▸ TASK BRIEF: Pull out every line below that holds the word "αυτή".

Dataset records
begin

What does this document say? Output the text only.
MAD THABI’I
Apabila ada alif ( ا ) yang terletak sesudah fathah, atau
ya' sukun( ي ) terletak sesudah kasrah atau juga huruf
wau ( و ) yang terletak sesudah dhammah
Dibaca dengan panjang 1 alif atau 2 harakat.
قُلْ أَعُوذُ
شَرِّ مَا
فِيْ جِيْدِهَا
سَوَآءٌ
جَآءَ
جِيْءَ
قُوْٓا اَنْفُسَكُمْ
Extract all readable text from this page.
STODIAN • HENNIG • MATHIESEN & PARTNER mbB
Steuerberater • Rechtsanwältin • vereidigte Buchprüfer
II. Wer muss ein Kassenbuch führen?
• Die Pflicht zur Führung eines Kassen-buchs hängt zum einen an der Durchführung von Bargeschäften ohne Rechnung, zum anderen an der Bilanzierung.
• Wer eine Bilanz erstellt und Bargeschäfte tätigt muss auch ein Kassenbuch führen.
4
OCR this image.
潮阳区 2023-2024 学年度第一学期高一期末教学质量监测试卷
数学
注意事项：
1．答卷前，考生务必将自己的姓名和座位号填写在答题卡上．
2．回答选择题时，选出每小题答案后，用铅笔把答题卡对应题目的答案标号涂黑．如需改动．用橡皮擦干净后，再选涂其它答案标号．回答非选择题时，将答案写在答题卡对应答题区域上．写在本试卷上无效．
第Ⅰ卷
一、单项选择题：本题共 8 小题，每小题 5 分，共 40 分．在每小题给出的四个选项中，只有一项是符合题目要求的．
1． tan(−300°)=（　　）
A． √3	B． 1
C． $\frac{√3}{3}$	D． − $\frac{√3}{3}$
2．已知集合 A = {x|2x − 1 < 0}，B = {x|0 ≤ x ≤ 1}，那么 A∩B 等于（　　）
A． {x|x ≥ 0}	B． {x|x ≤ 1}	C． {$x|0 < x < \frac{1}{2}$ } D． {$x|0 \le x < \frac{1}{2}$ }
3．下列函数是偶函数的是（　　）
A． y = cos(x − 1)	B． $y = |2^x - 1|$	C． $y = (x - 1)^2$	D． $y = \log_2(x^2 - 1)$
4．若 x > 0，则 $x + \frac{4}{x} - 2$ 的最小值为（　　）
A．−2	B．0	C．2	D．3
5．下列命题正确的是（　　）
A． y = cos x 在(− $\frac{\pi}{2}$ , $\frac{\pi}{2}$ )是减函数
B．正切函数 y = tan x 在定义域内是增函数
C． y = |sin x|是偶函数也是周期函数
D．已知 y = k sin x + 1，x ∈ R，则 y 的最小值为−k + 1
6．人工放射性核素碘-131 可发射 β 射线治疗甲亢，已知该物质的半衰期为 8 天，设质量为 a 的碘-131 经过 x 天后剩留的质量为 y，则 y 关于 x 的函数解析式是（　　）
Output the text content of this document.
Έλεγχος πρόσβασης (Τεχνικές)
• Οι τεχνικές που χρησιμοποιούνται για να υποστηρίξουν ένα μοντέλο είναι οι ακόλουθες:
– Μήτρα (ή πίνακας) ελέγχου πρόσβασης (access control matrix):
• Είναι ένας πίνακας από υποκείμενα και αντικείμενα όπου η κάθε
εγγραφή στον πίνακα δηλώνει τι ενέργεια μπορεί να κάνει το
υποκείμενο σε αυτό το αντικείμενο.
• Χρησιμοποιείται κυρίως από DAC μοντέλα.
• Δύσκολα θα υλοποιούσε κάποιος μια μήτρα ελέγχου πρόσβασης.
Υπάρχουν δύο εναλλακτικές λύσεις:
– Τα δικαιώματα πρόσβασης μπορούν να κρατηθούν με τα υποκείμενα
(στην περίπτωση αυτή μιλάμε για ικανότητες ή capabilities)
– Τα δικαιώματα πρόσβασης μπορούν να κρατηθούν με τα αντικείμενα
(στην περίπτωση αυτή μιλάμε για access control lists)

end

▸ THE RESULT:
(στην περίπτωση αυτή μιλάμε για ικανότητες ή capabilities)
(στην περίπτωση αυτή μιλάμε για access control lists)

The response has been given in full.